=== Data excerpts ===

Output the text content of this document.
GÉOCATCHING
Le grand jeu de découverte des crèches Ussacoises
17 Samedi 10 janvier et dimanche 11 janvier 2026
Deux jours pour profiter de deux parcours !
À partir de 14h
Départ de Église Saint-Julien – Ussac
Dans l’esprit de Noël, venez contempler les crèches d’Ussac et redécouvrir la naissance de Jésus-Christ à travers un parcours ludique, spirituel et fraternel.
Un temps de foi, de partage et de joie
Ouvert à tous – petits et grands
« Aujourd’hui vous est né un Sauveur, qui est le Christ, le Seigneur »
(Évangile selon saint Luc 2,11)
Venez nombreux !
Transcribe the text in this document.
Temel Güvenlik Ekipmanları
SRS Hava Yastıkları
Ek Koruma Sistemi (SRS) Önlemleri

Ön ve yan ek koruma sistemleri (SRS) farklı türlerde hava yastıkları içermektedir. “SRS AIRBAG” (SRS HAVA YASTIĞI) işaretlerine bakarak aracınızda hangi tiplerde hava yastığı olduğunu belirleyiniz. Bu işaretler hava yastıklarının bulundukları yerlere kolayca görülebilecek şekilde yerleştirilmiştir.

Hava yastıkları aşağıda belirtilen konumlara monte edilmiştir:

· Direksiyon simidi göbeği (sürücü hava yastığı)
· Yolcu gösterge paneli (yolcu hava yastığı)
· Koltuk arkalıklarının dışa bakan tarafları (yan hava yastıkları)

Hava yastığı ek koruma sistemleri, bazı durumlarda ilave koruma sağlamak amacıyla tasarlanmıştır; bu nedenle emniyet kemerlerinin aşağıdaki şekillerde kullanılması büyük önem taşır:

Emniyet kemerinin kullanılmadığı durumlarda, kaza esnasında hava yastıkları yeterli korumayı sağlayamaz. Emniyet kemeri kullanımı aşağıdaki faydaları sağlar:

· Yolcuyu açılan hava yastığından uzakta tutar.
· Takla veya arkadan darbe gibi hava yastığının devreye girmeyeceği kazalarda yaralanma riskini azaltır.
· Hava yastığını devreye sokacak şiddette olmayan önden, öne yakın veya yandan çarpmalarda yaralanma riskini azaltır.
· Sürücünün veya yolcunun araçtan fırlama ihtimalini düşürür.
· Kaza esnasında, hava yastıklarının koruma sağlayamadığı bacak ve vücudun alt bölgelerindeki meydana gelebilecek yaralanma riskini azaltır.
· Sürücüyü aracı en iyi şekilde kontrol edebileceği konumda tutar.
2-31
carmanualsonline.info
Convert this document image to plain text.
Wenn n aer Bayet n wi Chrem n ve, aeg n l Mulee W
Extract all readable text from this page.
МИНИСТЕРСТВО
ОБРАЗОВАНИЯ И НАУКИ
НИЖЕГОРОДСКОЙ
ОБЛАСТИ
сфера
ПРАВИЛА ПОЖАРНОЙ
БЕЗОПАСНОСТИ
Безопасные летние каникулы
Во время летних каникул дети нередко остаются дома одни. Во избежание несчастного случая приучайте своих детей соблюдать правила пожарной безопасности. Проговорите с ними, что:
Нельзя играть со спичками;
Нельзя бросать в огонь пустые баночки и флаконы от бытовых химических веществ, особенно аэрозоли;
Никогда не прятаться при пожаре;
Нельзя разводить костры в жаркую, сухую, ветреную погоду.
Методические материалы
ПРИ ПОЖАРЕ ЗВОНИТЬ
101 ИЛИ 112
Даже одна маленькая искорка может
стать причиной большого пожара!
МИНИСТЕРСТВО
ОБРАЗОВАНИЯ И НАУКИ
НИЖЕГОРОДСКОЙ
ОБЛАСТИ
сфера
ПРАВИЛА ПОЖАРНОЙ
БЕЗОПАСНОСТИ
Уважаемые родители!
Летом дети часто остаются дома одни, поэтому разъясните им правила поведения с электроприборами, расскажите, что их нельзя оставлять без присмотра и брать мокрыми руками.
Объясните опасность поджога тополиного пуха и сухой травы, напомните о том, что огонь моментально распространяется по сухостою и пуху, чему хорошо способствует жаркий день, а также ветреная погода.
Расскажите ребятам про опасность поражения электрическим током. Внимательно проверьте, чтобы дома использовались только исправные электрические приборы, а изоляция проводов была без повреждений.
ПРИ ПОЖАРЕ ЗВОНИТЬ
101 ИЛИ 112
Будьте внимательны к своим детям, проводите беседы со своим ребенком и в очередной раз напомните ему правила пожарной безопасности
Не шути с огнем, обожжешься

===

Indicate how many lines of the material include the word "yaralanma"; the number alone is required.

3